> _Stated problem_
Images embedded in the records are excluded; print everything else exactly as given.

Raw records
-- -- --

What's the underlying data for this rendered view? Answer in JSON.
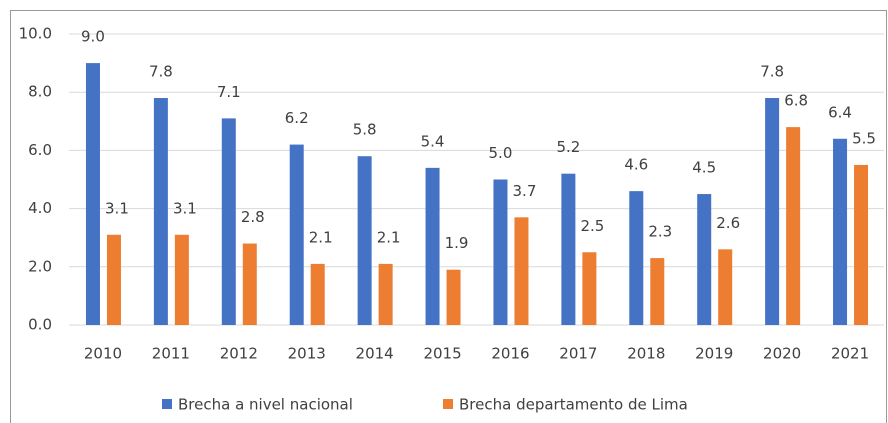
{
  "chart_data": {
    "type": "bar",
    "categories": [
      "2010",
      "2011",
      "2012",
      "2013",
      "2014",
      "2015",
      "2016",
      "2017",
      "2018",
      "2019",
      "2020",
      "2021"
    ],
    "series": [
      {
        "name": "Brecha a nivel nacional",
        "color": "#4472c4",
        "values": [
          9.0,
          7.8,
          7.1,
          6.2,
          5.8,
          5.4,
          5.0,
          5.2,
          4.6,
          4.5,
          7.8,
          6.4
        ],
        "value_labels": [
          "9.0",
          "7.8",
          "7.1",
          "6.2",
          "5.8",
          "5.4",
          "5.0",
          "5.2",
          "4.6",
          "4.5",
          "7.8",
          "6.4"
        ]
      },
      {
        "name": "Brecha departamento de Lima",
        "color": "#ed7d31",
        "values": [
          3.1,
          3.1,
          2.8,
          2.1,
          2.1,
          1.9,
          3.7,
          2.5,
          2.3,
          2.6,
          6.8,
          5.5
        ],
        "value_labels": [
          "3.1",
          "3.1",
          "2.8",
          "2.1",
          "2.1",
          "1.9",
          "3.7",
          "2.5",
          "2.3",
          "2.6",
          "6.8",
          "5.5"
        ]
      }
    ],
    "ylim": [
      0,
      10
    ],
    "yticks": [
      {
        "value": 0,
        "label": "0.0"
      },
      {
        "value": 2,
        "label": "2.0"
      },
      {
        "value": 4,
        "label": "4.0"
      },
      {
        "value": 6,
        "label": "6.0"
      },
      {
        "value": 8,
        "label": "8.0"
      },
      {
        "value": 10,
        "label": "10.0"
      }
    ],
    "grid": true,
    "legend": "bottom"
  }
}
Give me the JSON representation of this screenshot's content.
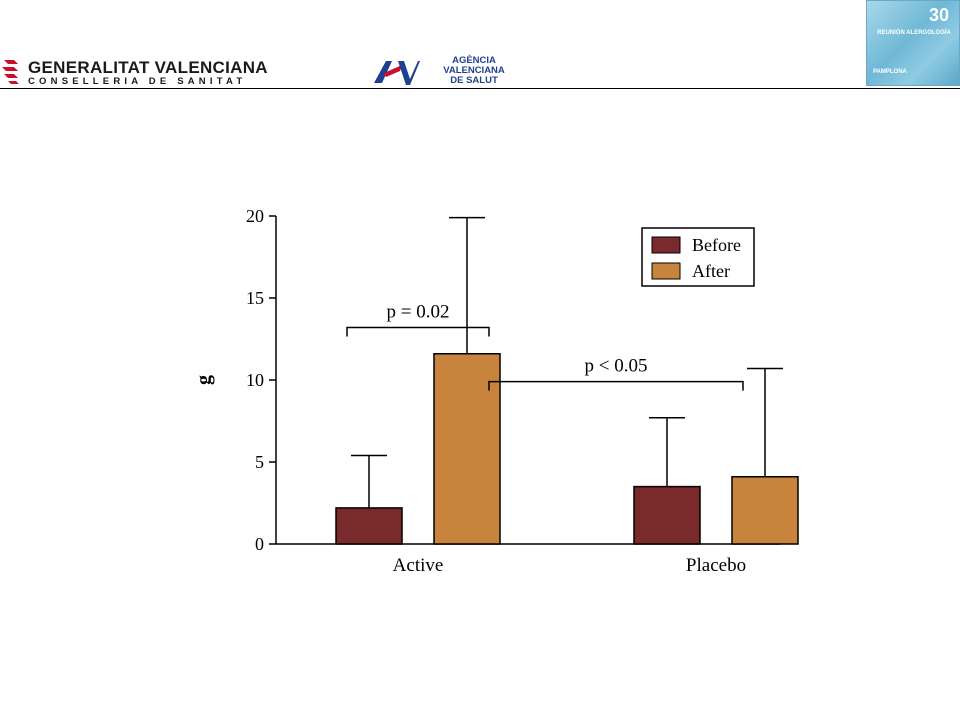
{
  "header": {
    "generalitat_name": "GENERALITAT VALENCIANA",
    "generalitat_sub": "CONSELLERIA DE SANITAT",
    "avs_line1": "AGÈNCIA",
    "avs_line2": "VALENCIANA",
    "avs_line3": "DE SALUT",
    "reunion_number": "30",
    "reunion_title": "REUNIÓN ALERGOLOGÍA",
    "reunion_city": "PAMPLONA",
    "logo_red": "#c8102e",
    "logo_blue": "#1f3f8f"
  },
  "chart_data": {
    "type": "bar",
    "categories": [
      "Active",
      "Placebo"
    ],
    "series": [
      {
        "name": "Before",
        "values": [
          2.2,
          3.5
        ],
        "errors": [
          3.2,
          4.2
        ],
        "color": "#7b2a2c"
      },
      {
        "name": "After",
        "values": [
          11.6,
          4.1
        ],
        "errors": [
          8.3,
          6.6
        ],
        "color": "#c8843c"
      }
    ],
    "ylabel": "g",
    "ylim": [
      0,
      20
    ],
    "yticks": [
      0,
      5,
      10,
      15,
      20
    ],
    "grid": false,
    "legend_position": "top-right",
    "annotations": [
      {
        "text": "p = 0.02",
        "from": "Active Before",
        "to": "Active After",
        "level": 13.2
      },
      {
        "text": "p < 0.05",
        "from": "Active After",
        "to": "Placebo After",
        "level": 9.9
      }
    ]
  }
}
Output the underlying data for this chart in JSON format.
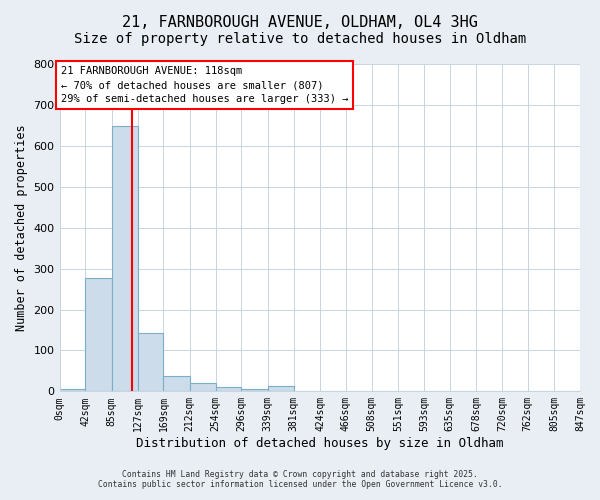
{
  "title": "21, FARNBOROUGH AVENUE, OLDHAM, OL4 3HG",
  "subtitle": "Size of property relative to detached houses in Oldham",
  "xlabel": "Distribution of detached houses by size in Oldham",
  "ylabel": "Number of detached properties",
  "bar_edges": [
    0,
    42,
    85,
    127,
    169,
    212,
    254,
    296,
    339,
    381,
    424,
    466,
    508,
    551,
    593,
    635,
    678,
    720,
    762,
    805,
    847
  ],
  "bar_heights": [
    5,
    278,
    648,
    142,
    38,
    20,
    10,
    5,
    12,
    1,
    0,
    0,
    0,
    0,
    0,
    0,
    0,
    0,
    0,
    2
  ],
  "bar_color": "#ccdcea",
  "bar_edgecolor": "#7aafc9",
  "vline_x": 118,
  "vline_color": "red",
  "ylim": [
    0,
    800
  ],
  "annotation_text": "21 FARNBOROUGH AVENUE: 118sqm\n← 70% of detached houses are smaller (807)\n29% of semi-detached houses are larger (333) →",
  "annotation_box_color": "white",
  "annotation_box_edgecolor": "red",
  "tick_labels": [
    "0sqm",
    "42sqm",
    "85sqm",
    "127sqm",
    "169sqm",
    "212sqm",
    "254sqm",
    "296sqm",
    "339sqm",
    "381sqm",
    "424sqm",
    "466sqm",
    "508sqm",
    "551sqm",
    "593sqm",
    "635sqm",
    "678sqm",
    "720sqm",
    "762sqm",
    "805sqm",
    "847sqm"
  ],
  "footer1": "Contains HM Land Registry data © Crown copyright and database right 2025.",
  "footer2": "Contains public sector information licensed under the Open Government Licence v3.0.",
  "bg_color": "#e8eef4",
  "plot_bg_color": "white",
  "grid_color": "#c8d4e0",
  "title_fontsize": 11,
  "subtitle_fontsize": 10
}
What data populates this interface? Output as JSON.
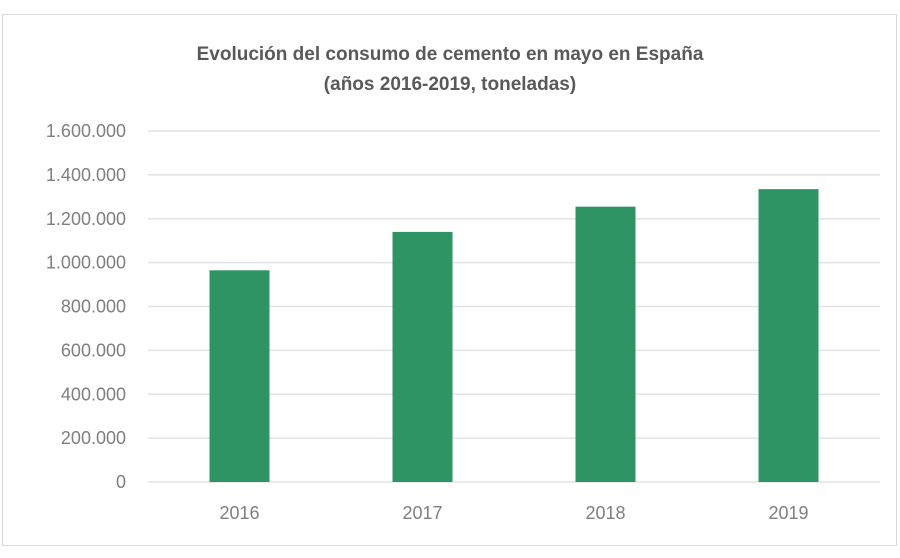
{
  "chart_data": {
    "type": "bar",
    "title": "Evolución del consumo de cemento en mayo en España",
    "subtitle": "(años 2016-2019, toneladas)",
    "xlabel": "",
    "ylabel": "",
    "categories": [
      "2016",
      "2017",
      "2018",
      "2019"
    ],
    "values": [
      965000,
      1140000,
      1255000,
      1335000
    ],
    "ylim": [
      0,
      1600000
    ],
    "yticks": [
      0,
      200000,
      400000,
      600000,
      800000,
      1000000,
      1200000,
      1400000,
      1600000
    ],
    "ytick_labels": [
      "0",
      "200.000",
      "400.000",
      "600.000",
      "800.000",
      "1.000.000",
      "1.200.000",
      "1.400.000",
      "1.600.000"
    ],
    "grid": true,
    "legend": "none",
    "bar_color": "#2e9464",
    "grid_color": "#e3e3e3"
  }
}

-- -- --

> _Answer to the exercise_
What's the underlying data for this rendered view? Answer in JSON.
{
  "chart_data": {
    "type": "bar",
    "categories": [
      "2010",
      "2011",
      "2012",
      "2013",
      "2014",
      "2015",
      "2016",
      "2017",
      "2018",
      "2019",
      "2020",
      "2021"
    ],
    "series": [
      {
        "name": "Brecha a nivel nacional",
        "color": "#4472c4",
        "values": [
          9.0,
          7.8,
          7.1,
          6.2,
          5.8,
          5.4,
          5.0,
          5.2,
          4.6,
          4.5,
          7.8,
          6.4
        ],
        "value_labels": [
          "9.0",
          "7.8",
          "7.1",
          "6.2",
          "5.8",
          "5.4",
          "5.0",
          "5.2",
          "4.6",
          "4.5",
          "7.8",
          "6.4"
        ]
      },
      {
        "name": "Brecha departamento de Lima",
        "color": "#ed7d31",
        "values": [
          3.1,
          3.1,
          2.8,
          2.1,
          2.1,
          1.9,
          3.7,
          2.5,
          2.3,
          2.6,
          6.8,
          5.5
        ],
        "value_labels": [
          "3.1",
          "3.1",
          "2.8",
          "2.1",
          "2.1",
          "1.9",
          "3.7",
          "2.5",
          "2.3",
          "2.6",
          "6.8",
          "5.5"
        ]
      }
    ],
    "ylim": [
      0,
      10
    ],
    "yticks": [
      {
        "value": 0,
        "label": "0.0"
      },
      {
        "value": 2,
        "label": "2.0"
      },
      {
        "value": 4,
        "label": "4.0"
      },
      {
        "value": 6,
        "label": "6.0"
      },
      {
        "value": 8,
        "label": "8.0"
      },
      {
        "value": 10,
        "label": "10.0"
      }
    ],
    "grid": true,
    "legend": "bottom"
  }
}
Give me the JSON representation of this screenshot's content.
{
  "header": {
    "generalitat_name": "GENERALITAT VALENCIANA",
    "generalitat_sub": "CONSELLERIA DE SANITAT",
    "avs_line1": "AGÈNCIA",
    "avs_line2": "VALENCIANA",
    "avs_line3": "DE SALUT",
    "reunion_number": "30",
    "reunion_title": "REUNIÓN ALERGOLOGÍA",
    "reunion_city": "PAMPLONA",
    "logo_red": "#c8102e",
    "logo_blue": "#1f3f8f"
  },
  "chart_data": {
    "type": "bar",
    "categories": [
      "Active",
      "Placebo"
    ],
    "series": [
      {
        "name": "Before",
        "values": [
          2.2,
          3.5
        ],
        "errors": [
          3.2,
          4.2
        ],
        "color": "#7b2a2c"
      },
      {
        "name": "After",
        "values": [
          11.6,
          4.1
        ],
        "errors": [
          8.3,
          6.6
        ],
        "color": "#c8843c"
      }
    ],
    "ylabel": "g",
    "ylim": [
      0,
      20
    ],
    "yticks": [
      0,
      5,
      10,
      15,
      20
    ],
    "grid": false,
    "legend_position": "top-right",
    "annotations": [
      {
        "text": "p = 0.02",
        "from": "Active Before",
        "to": "Active After",
        "level": 13.2
      },
      {
        "text": "p < 0.05",
        "from": "Active After",
        "to": "Placebo After",
        "level": 9.9
      }
    ]
  }
}
Output the underlying data for this chart in JSON format.
{
  "title": "21, FARNBOROUGH AVENUE, OLDHAM, OL4 3HG",
  "subtitle": "Size of property relative to detached houses in Oldham",
  "xlabel": "Distribution of detached houses by size in Oldham",
  "ylabel": "Number of detached properties",
  "bar_edges": [
    0,
    42,
    85,
    127,
    169,
    212,
    254,
    296,
    339,
    381,
    424,
    466,
    508,
    551,
    593,
    635,
    678,
    720,
    762,
    805,
    847
  ],
  "bar_heights": [
    5,
    278,
    648,
    142,
    38,
    20,
    10,
    5,
    12,
    1,
    0,
    0,
    0,
    0,
    0,
    0,
    0,
    0,
    0,
    2
  ],
  "bar_color": "#ccdcea",
  "bar_edgecolor": "#7aafc9",
  "vline_x": 118,
  "vline_color": "red",
  "ylim": [
    0,
    800
  ],
  "annotation_text": "21 FARNBOROUGH AVENUE: 118sqm\n← 70% of detached houses are smaller (807)\n29% of semi-detached houses are larger (333) →",
  "annotation_box_color": "white",
  "annotation_box_edgecolor": "red",
  "tick_labels": [
    "0sqm",
    "42sqm",
    "85sqm",
    "127sqm",
    "169sqm",
    "212sqm",
    "254sqm",
    "296sqm",
    "339sqm",
    "381sqm",
    "424sqm",
    "466sqm",
    "508sqm",
    "551sqm",
    "593sqm",
    "635sqm",
    "678sqm",
    "720sqm",
    "762sqm",
    "805sqm",
    "847sqm"
  ],
  "footer1": "Contains HM Land Registry data © Crown copyright and database right 2025.",
  "footer2": "Contains public sector information licensed under the Open Government Licence v3.0.",
  "bg_color": "#e8eef4",
  "plot_bg_color": "white",
  "grid_color": "#c8d4e0",
  "title_fontsize": 11,
  "subtitle_fontsize": 10
}
What data populates this interface? Output as JSON.
{
  "chart_data": {
    "type": "bar",
    "title": "Evolución del consumo de cemento en mayo en España",
    "subtitle": "(años 2016-2019, toneladas)",
    "xlabel": "",
    "ylabel": "",
    "categories": [
      "2016",
      "2017",
      "2018",
      "2019"
    ],
    "values": [
      965000,
      1140000,
      1255000,
      1335000
    ],
    "ylim": [
      0,
      1600000
    ],
    "yticks": [
      0,
      200000,
      400000,
      600000,
      800000,
      1000000,
      1200000,
      1400000,
      1600000
    ],
    "ytick_labels": [
      "0",
      "200.000",
      "400.000",
      "600.000",
      "800.000",
      "1.000.000",
      "1.200.000",
      "1.400.000",
      "1.600.000"
    ],
    "grid": true,
    "legend": "none",
    "bar_color": "#2e9464",
    "grid_color": "#e3e3e3"
  }
}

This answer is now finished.